# [本文]
· · · · · · ·
[BlueSky: 3787] 科学と近代化  Re:3774 狂牛病と科学


[From] "suka" [Date] Fri, 9 Nov 2001 23:56:07 +0900

小宮さん みなさん

   須賀です。

小宮さん:
> ところで、ひとつ質問なのですが、科学の進歩、という場合、現在経済の発展
> と結びつかない分野の科学の進歩というのはあるものなのでしょうか?うまく
> いえませんが、技術的な開発だけでなく、基礎的な科学の研究も、現在は
> 大掛かりな資本が必要となって、よくいえば「社会に貢献する」、悪くいえば
> 「金儲けのための」分野の研究しかされていない(することができない)のが
> 現状なのではないでしょうか。

これを拝読してすぐに頭に思い浮かんだのが、昆虫分類学の
ことでした。

明治以降の日本の近代化の過程で、農業における害虫防除や
養蚕業は大きな社会的意味をもってきましたから、国や地方
の試験研究機関・大学の農学部などでこれらの分野は研究され、
成果をあげてきました。

けれども純粋に(なにが純粋かはともかく)自然界についての
知見を体系づけてわかりやすい知識として整備しようとか、
最近のように環境のことをよくしろうとかいう目的のために
大きな国家的投資がおこなわれてきたということはあまり
なかったのではないかと思います。

日本の昆虫の種の解明率は3割くらいといわれています。
まだあと2倍以上の種が新種として記載される可能性が
あるということです。

日本国内の自然環境についてすら、まだこのくらいの
ことしかわかっていないということです。
· · · · · · ·
# [提供エントリ]
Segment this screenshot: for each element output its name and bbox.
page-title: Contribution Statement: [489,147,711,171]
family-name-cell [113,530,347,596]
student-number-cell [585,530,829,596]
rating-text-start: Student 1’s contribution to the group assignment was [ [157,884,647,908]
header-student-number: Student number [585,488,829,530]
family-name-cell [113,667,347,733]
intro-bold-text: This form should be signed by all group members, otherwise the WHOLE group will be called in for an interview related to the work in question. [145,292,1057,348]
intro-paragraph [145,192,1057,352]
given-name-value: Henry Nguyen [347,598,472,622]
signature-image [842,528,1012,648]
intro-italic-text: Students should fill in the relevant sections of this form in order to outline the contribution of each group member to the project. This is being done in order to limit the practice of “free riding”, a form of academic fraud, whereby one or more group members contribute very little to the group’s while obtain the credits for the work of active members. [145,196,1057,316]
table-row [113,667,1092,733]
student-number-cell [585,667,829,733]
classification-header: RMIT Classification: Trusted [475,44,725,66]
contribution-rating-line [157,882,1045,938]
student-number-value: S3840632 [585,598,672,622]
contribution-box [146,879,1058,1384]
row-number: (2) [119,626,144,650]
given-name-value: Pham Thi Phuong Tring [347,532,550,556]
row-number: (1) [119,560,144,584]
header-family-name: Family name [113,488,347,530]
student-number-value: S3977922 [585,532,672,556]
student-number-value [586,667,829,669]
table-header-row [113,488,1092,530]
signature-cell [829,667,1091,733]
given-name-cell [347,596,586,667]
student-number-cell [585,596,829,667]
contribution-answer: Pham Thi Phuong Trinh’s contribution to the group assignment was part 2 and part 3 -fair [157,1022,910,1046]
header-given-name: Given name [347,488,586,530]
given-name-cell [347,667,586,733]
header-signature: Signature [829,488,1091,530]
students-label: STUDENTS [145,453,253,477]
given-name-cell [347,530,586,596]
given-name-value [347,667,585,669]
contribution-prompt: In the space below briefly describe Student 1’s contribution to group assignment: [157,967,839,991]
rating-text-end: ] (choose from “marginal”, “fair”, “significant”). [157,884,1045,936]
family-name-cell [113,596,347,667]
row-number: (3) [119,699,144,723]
· · · · · · ·
# [課題]
A) 本文のうち、「けれども純粋に(なにが純粋かはともかく)自然界についての」を含む語句で始まり「ことしかわかっていないということです。」で終わる部分を、「昆虫」を「植物」に置き換えて書き直すこと。
B) 昆虫分類学について述べた本文で、害虫防除や養蚕業が研究されてきた場として挙げられている機関をすべて列挙すること。
C) 昆虫分類学について述べた本文を、最後の文の後から書き継ぐこと。

# [各課題の解答]
A)
けれども純粋に(なにが純粋かはともかく)自然界についての
知見を体系づけてわかりやすい知識として整備しようとか、
最近のように環境のことをよくしろうとかいう目的のために
大きな国家的投資がおこなわれてきたということはあまり
なかったのではないかと思います。

日本の植物の種の解明率は3割くらいといわれています。
まだあと2倍以上の種が新種として記載される可能性が
あるということです。

日本国内の自然環境についてすら、まだこのくらいの
ことしかわかっていないということです。

B) 国の試験研究機関、地方の試験研究機関、大学の農学部

C)
なぜかというと、昆虫類のなかで生産の現場で直接目に
つくものはごく一部で、それ以外の多くは研究されてこな
かったからです。

研究のための人的な投資もごくわずかしかなかった。

いま僕は、長野県から派遣されてつくばにある国の
研究所でハナバチの同定(野外でとれた標本がどの
種かをしらべること)の技術の勉強をしています。

この研究所は以前農林水産省の管轄でしたが、今年の
春から独立行政法人になりました。つくばにはこのほか
にも、旧林野庁系や旧環境庁系の自然環境をあつかう
研究所があります。しかし整備された昆虫標本館がある
のはここだけです。日本では有数の昆虫標本館ですが、
欧米の著名な博物館などにくらべると収蔵点数で10分の
1くらいのオーダーです。常勤の研究者も3人しかいません。
昆虫には30の目(チョウ目、トンボ目、バッタ目などの
大きな分類単位)がありますが、常勤の研究者の担当
分野は、チョウ目2名、カメムシ目1名にすぎません。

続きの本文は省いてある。